- **Given instruction**
Would you quote the material below in full and unchanged?

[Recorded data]
*-*-*

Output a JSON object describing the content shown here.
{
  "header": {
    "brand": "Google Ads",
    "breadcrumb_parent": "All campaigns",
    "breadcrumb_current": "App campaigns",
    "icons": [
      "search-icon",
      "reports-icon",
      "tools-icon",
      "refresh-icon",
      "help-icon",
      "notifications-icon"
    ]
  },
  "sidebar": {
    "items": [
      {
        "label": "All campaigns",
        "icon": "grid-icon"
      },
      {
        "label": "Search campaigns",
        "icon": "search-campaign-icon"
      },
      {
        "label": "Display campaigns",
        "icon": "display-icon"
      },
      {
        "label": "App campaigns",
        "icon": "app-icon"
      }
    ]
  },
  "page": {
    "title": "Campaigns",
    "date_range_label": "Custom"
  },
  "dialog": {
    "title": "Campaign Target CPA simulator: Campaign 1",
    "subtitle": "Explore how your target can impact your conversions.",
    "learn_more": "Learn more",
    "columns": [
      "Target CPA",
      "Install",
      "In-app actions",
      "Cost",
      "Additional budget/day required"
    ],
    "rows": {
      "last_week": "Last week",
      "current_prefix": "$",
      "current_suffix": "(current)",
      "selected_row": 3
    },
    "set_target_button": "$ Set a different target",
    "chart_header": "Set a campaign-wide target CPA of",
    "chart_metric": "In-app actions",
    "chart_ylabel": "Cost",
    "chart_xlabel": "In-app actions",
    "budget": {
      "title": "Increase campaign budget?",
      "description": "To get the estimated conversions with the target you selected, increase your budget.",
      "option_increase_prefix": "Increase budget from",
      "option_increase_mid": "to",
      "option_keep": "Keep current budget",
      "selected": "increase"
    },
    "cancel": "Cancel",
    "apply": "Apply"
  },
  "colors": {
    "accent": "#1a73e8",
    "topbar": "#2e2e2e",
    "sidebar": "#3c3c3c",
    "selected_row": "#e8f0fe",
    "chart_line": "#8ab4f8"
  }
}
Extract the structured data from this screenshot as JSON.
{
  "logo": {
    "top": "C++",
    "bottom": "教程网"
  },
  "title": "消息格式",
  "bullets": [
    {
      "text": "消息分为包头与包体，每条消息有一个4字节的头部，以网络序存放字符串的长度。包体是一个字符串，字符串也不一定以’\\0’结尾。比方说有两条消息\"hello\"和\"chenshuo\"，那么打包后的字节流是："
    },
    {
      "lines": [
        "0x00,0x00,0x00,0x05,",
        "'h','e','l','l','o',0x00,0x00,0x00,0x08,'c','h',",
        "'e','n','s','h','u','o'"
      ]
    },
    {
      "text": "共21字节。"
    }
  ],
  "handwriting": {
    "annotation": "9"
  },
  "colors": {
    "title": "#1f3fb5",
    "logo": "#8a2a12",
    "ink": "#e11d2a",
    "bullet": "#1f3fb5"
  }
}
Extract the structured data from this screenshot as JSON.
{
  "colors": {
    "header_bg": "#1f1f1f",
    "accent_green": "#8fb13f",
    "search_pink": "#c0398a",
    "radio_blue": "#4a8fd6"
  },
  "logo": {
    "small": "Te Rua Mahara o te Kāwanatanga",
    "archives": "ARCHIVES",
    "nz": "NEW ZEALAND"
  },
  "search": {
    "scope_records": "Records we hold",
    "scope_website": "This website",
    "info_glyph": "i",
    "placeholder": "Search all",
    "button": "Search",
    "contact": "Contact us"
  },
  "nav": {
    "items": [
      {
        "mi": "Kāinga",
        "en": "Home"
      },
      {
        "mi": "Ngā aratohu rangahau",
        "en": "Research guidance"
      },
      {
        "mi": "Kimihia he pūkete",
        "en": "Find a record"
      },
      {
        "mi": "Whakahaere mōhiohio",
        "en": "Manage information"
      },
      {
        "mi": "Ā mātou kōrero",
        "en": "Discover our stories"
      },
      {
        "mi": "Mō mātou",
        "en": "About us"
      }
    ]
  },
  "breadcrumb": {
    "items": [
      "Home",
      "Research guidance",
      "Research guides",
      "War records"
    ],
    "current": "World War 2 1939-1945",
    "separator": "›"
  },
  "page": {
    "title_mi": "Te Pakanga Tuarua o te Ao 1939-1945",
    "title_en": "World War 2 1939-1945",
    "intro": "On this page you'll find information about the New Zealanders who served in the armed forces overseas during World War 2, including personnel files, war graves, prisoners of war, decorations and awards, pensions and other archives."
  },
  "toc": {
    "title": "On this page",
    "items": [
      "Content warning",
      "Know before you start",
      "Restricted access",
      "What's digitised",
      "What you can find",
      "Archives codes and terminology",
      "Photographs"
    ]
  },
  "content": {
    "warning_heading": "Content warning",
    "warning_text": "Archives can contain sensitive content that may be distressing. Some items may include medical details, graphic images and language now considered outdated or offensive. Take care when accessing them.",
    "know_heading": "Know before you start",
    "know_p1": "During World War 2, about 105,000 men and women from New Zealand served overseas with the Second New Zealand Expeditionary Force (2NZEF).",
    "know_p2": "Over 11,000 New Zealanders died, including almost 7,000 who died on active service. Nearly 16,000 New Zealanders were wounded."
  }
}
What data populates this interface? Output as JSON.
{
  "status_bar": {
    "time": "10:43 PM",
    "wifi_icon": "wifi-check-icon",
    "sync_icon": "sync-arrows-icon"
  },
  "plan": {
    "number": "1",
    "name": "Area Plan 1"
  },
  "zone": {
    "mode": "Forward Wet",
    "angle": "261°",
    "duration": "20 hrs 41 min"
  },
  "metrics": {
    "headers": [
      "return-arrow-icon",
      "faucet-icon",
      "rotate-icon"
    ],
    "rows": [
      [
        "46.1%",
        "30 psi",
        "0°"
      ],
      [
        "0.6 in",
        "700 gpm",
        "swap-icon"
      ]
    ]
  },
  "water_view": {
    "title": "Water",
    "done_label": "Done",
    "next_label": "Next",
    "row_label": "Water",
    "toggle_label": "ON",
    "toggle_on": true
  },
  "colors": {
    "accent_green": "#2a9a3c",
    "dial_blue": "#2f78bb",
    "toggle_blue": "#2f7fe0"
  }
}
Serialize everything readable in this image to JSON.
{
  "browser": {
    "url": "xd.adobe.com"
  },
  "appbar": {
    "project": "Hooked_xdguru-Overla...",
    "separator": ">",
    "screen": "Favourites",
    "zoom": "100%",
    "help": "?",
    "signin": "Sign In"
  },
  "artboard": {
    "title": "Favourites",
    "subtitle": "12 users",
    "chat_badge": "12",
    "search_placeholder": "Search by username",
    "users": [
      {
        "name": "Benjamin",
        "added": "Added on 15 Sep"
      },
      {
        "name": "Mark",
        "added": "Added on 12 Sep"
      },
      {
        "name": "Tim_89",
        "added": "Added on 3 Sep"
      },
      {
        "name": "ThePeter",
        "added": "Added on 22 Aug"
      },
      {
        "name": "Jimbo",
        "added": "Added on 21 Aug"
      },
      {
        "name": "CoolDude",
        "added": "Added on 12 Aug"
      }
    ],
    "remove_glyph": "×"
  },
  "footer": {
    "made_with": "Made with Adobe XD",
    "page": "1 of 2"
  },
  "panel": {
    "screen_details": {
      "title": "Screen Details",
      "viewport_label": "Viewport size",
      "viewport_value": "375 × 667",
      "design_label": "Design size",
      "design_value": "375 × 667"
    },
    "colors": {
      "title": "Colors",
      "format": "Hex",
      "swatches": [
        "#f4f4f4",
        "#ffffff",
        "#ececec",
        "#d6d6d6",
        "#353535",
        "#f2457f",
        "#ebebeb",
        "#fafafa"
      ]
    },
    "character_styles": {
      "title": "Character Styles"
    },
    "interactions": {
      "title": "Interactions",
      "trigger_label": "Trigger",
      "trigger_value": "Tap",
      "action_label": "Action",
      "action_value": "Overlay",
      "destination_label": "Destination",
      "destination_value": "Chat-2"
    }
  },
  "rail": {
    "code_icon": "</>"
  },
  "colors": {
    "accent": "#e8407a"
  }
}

*-*-*

- **Task answer**
Output a JSON object describing the content shown here.
{
  "header": {
    "brand": "Google Ads",
    "breadcrumb_parent": "All campaigns",
    "breadcrumb_current": "App campaigns",
    "icons": [
      "search-icon",
      "reports-icon",
      "tools-icon",
      "refresh-icon",
      "help-icon",
      "notifications-icon"
    ]
  },
  "sidebar": {
    "items": [
      {
        "label": "All campaigns",
        "icon": "grid-icon"
      },
      {
        "label": "Search campaigns",
        "icon": "search-campaign-icon"
      },
      {
        "label": "Display campaigns",
        "icon": "display-icon"
      },
      {
        "label": "App campaigns",
        "icon": "app-icon"
      }
    ]
  },
  "page": {
    "title": "Campaigns",
    "date_range_label": "Custom"
  },
  "dialog": {
    "title": "Campaign Target CPA simulator: Campaign 1",
    "subtitle": "Explore how your target can impact your conversions.",
    "learn_more": "Learn more",
    "columns": [
      "Target CPA",
      "Install",
      "In-app actions",
      "Cost",
      "Additional budget/day required"
    ],
    "rows": {
      "last_week": "Last week",
      "current_prefix": "$",
      "current_suffix": "(current)",
      "selected_row": 3
    },
    "set_target_button": "$ Set a different target",
    "chart_header": "Set a campaign-wide target CPA of",
    "chart_metric": "In-app actions",
    "chart_ylabel": "Cost",
    "chart_xlabel": "In-app actions",
    "budget": {
      "title": "Increase campaign budget?",
      "description": "To get the estimated conversions with the target you selected, increase your budget.",
      "option_increase_prefix": "Increase budget from",
      "option_increase_mid": "to",
      "option_keep": "Keep current budget",
      "selected": "increase"
    },
    "cancel": "Cancel",
    "apply": "Apply"
  },
  "colors": {
    "accent": "#1a73e8",
    "topbar": "#2e2e2e",
    "sidebar": "#3c3c3c",
    "selected_row": "#e8f0fe",
    "chart_line": "#8ab4f8"
  }
}
Extract the structured data from this screenshot as JSON.
{
  "logo": {
    "top": "C++",
    "bottom": "教程网"
  },
  "title": "消息格式",
  "bullets": [
    {
      "text": "消息分为包头与包体，每条消息有一个4字节的头部，以网络序存放字符串的长度。包体是一个字符串，字符串也不一定以’\\0’结尾。比方说有两条消息\"hello\"和\"chenshuo\"，那么打包后的字节流是："
    },
    {
      "lines": [
        "0x00,0x00,0x00,0x05,",
        "'h','e','l','l','o',0x00,0x00,0x00,0x08,'c','h',",
        "'e','n','s','h','u','o'"
      ]
    },
    {
      "text": "共21字节。"
    }
  ],
  "handwriting": {
    "annotation": "9"
  },
  "colors": {
    "title": "#1f3fb5",
    "logo": "#8a2a12",
    "ink": "#e11d2a",
    "bullet": "#1f3fb5"
  }
}
Extract the structured data from this screenshot as JSON.
{
  "colors": {
    "header_bg": "#1f1f1f",
    "accent_green": "#8fb13f",
    "search_pink": "#c0398a",
    "radio_blue": "#4a8fd6"
  },
  "logo": {
    "small": "Te Rua Mahara o te Kāwanatanga",
    "archives": "ARCHIVES",
    "nz": "NEW ZEALAND"
  },
  "search": {
    "scope_records": "Records we hold",
    "scope_website": "This website",
    "info_glyph": "i",
    "placeholder": "Search all",
    "button": "Search",
    "contact": "Contact us"
  },
  "nav": {
    "items": [
      {
        "mi": "Kāinga",
        "en": "Home"
      },
      {
        "mi": "Ngā aratohu rangahau",
        "en": "Research guidance"
      },
      {
        "mi": "Kimihia he pūkete",
        "en": "Find a record"
      },
      {
        "mi": "Whakahaere mōhiohio",
        "en": "Manage information"
      },
      {
        "mi": "Ā mātou kōrero",
        "en": "Discover our stories"
      },
      {
        "mi": "Mō mātou",
        "en": "About us"
      }
    ]
  },
  "breadcrumb": {
    "items": [
      "Home",
      "Research guidance",
      "Research guides",
      "War records"
    ],
    "current": "World War 2 1939-1945",
    "separator": "›"
  },
  "page": {
    "title_mi": "Te Pakanga Tuarua o te Ao 1939-1945",
    "title_en": "World War 2 1939-1945",
    "intro": "On this page you'll find information about the New Zealanders who served in the armed forces overseas during World War 2, including personnel files, war graves, prisoners of war, decorations and awards, pensions and other archives."
  },
  "toc": {
    "title": "On this page",
    "items": [
      "Content warning",
      "Know before you start",
      "Restricted access",
      "What's digitised",
      "What you can find",
      "Archives codes and terminology",
      "Photographs"
    ]
  },
  "content": {
    "warning_heading": "Content warning",
    "warning_text": "Archives can contain sensitive content that may be distressing. Some items may include medical details, graphic images and language now considered outdated or offensive. Take care when accessing them.",
    "know_heading": "Know before you start",
    "know_p1": "During World War 2, about 105,000 men and women from New Zealand served overseas with the Second New Zealand Expeditionary Force (2NZEF).",
    "know_p2": "Over 11,000 New Zealanders died, including almost 7,000 who died on active service. Nearly 16,000 New Zealanders were wounded."
  }
}
What data populates this interface? Output as JSON.
{
  "status_bar": {
    "time": "10:43 PM",
    "wifi_icon": "wifi-check-icon",
    "sync_icon": "sync-arrows-icon"
  },
  "plan": {
    "number": "1",
    "name": "Area Plan 1"
  },
  "zone": {
    "mode": "Forward Wet",
    "angle": "261°",
    "duration": "20 hrs 41 min"
  },
  "metrics": {
    "headers": [
      "return-arrow-icon",
      "faucet-icon",
      "rotate-icon"
    ],
    "rows": [
      [
        "46.1%",
        "30 psi",
        "0°"
      ],
      [
        "0.6 in",
        "700 gpm",
        "swap-icon"
      ]
    ]
  },
  "water_view": {
    "title": "Water",
    "done_label": "Done",
    "next_label": "Next",
    "row_label": "Water",
    "toggle_label": "ON",
    "toggle_on": true
  },
  "colors": {
    "accent_green": "#2a9a3c",
    "dial_blue": "#2f78bb",
    "toggle_blue": "#2f7fe0"
  }
}
Serialize everything readable in this image to JSON.
{
  "browser": {
    "url": "xd.adobe.com"
  },
  "appbar": {
    "project": "Hooked_xdguru-Overla...",
    "separator": ">",
    "screen": "Favourites",
    "zoom": "100%",
    "help": "?",
    "signin": "Sign In"
  },
  "artboard": {
    "title": "Favourites",
    "subtitle": "12 users",
    "chat_badge": "12",
    "search_placeholder": "Search by username",
    "users": [
      {
        "name": "Benjamin",
        "added": "Added on 15 Sep"
      },
      {
        "name": "Mark",
        "added": "Added on 12 Sep"
      },
      {
        "name": "Tim_89",
        "added": "Added on 3 Sep"
      },
      {
        "name": "ThePeter",
        "added": "Added on 22 Aug"
      },
      {
        "name": "Jimbo",
        "added": "Added on 21 Aug"
      },
      {
        "name": "CoolDude",
        "added": "Added on 12 Aug"
      }
    ],
    "remove_glyph": "×"
  },
  "footer": {
    "made_with": "Made with Adobe XD",
    "page": "1 of 2"
  },
  "panel": {
    "screen_details": {
      "title": "Screen Details",
      "viewport_label": "Viewport size",
      "viewport_value": "375 × 667",
      "design_label": "Design size",
      "design_value": "375 × 667"
    },
    "colors": {
      "title": "Colors",
      "format": "Hex",
      "swatches": [
        "#f4f4f4",
        "#ffffff",
        "#ececec",
        "#d6d6d6",
        "#353535",
        "#f2457f",
        "#ebebeb",
        "#fafafa"
      ]
    },
    "character_styles": {
      "title": "Character Styles"
    },
    "interactions": {
      "title": "Interactions",
      "trigger_label": "Trigger",
      "trigger_value": "Tap",
      "action_label": "Action",
      "action_value": "Overlay",
      "destination_label": "Destination",
      "destination_value": "Chat-2"
    }
  },
  "rail": {
    "code_icon": "</>"
  },
  "colors": {
    "accent": "#e8407a"
  }
}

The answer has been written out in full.